<<<<

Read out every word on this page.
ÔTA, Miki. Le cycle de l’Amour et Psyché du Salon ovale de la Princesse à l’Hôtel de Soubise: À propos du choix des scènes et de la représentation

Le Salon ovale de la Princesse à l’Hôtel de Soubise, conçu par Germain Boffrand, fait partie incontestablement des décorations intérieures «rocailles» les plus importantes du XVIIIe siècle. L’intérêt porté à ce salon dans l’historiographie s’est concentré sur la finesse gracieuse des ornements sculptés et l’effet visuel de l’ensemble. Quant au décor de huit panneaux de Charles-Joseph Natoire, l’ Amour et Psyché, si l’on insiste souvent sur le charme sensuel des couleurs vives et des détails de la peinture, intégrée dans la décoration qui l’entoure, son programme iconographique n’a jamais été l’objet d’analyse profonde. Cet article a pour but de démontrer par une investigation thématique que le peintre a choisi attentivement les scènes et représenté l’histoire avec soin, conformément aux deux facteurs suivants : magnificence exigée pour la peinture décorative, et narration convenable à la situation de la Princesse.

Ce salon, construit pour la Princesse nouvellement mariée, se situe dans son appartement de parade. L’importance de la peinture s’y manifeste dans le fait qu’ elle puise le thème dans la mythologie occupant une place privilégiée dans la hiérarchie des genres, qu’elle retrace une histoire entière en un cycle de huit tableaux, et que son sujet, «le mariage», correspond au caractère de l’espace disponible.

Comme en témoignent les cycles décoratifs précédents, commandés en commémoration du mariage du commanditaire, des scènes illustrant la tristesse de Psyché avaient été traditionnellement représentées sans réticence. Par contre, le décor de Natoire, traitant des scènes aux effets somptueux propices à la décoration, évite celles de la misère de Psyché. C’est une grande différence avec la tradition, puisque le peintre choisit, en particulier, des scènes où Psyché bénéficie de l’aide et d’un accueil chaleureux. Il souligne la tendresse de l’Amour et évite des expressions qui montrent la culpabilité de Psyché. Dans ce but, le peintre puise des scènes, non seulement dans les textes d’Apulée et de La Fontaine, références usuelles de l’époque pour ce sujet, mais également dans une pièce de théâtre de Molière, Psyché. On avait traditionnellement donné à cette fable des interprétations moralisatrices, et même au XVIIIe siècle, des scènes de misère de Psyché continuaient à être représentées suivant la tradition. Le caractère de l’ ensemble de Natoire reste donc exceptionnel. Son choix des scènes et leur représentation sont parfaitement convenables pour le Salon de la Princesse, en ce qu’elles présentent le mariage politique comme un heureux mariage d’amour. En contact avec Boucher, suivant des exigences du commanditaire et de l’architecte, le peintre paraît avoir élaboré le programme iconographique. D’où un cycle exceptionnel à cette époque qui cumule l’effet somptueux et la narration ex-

>>>>

Task to complete: Quote the entire listing above exactly.

Written response:
Read out every word on this page.
ÔTA, Miki. Le cycle de l’Amour et Psyché du Salon ovale de la Princesse à l’Hôtel de Soubise: À propos du choix des scènes et de la représentation

Le Salon ovale de la Princesse à l’Hôtel de Soubise, conçu par Germain Boffrand, fait partie incontestablement des décorations intérieures «rocailles» les plus importantes du XVIIIe siècle. L’intérêt porté à ce salon dans l’historiographie s’est concentré sur la finesse gracieuse des ornements sculptés et l’effet visuel de l’ensemble. Quant au décor de huit panneaux de Charles-Joseph Natoire, l’ Amour et Psyché, si l’on insiste souvent sur le charme sensuel des couleurs vives et des détails de la peinture, intégrée dans la décoration qui l’entoure, son programme iconographique n’a jamais été l’objet d’analyse profonde. Cet article a pour but de démontrer par une investigation thématique que le peintre a choisi attentivement les scènes et représenté l’histoire avec soin, conformément aux deux facteurs suivants : magnificence exigée pour la peinture décorative, et narration convenable à la situation de la Princesse.

Ce salon, construit pour la Princesse nouvellement mariée, se situe dans son appartement de parade. L’importance de la peinture s’y manifeste dans le fait qu’ elle puise le thème dans la mythologie occupant une place privilégiée dans la hiérarchie des genres, qu’elle retrace une histoire entière en un cycle de huit tableaux, et que son sujet, «le mariage», correspond au caractère de l’espace disponible.

Comme en témoignent les cycles décoratifs précédents, commandés en commémoration du mariage du commanditaire, des scènes illustrant la tristesse de Psyché avaient été traditionnellement représentées sans réticence. Par contre, le décor de Natoire, traitant des scènes aux effets somptueux propices à la décoration, évite celles de la misère de Psyché. C’est une grande différence avec la tradition, puisque le peintre choisit, en particulier, des scènes où Psyché bénéficie de l’aide et d’un accueil chaleureux. Il souligne la tendresse de l’Amour et évite des expressions qui montrent la culpabilité de Psyché. Dans ce but, le peintre puise des scènes, non seulement dans les textes d’Apulée et de La Fontaine, références usuelles de l’époque pour ce sujet, mais également dans une pièce de théâtre de Molière, Psyché. On avait traditionnellement donné à cette fable des interprétations moralisatrices, et même au XVIIIe siècle, des scènes de misère de Psyché continuaient à être représentées suivant la tradition. Le caractère de l’ ensemble de Natoire reste donc exceptionnel. Son choix des scènes et leur représentation sont parfaitement convenables pour le Salon de la Princesse, en ce qu’elles présentent le mariage politique comme un heureux mariage d’amour. En contact avec Boucher, suivant des exigences du commanditaire et de l’architecte, le peintre paraît avoir élaboré le programme iconographique. D’où un cycle exceptionnel à cette époque qui cumule l’effet somptueux et la narration ex-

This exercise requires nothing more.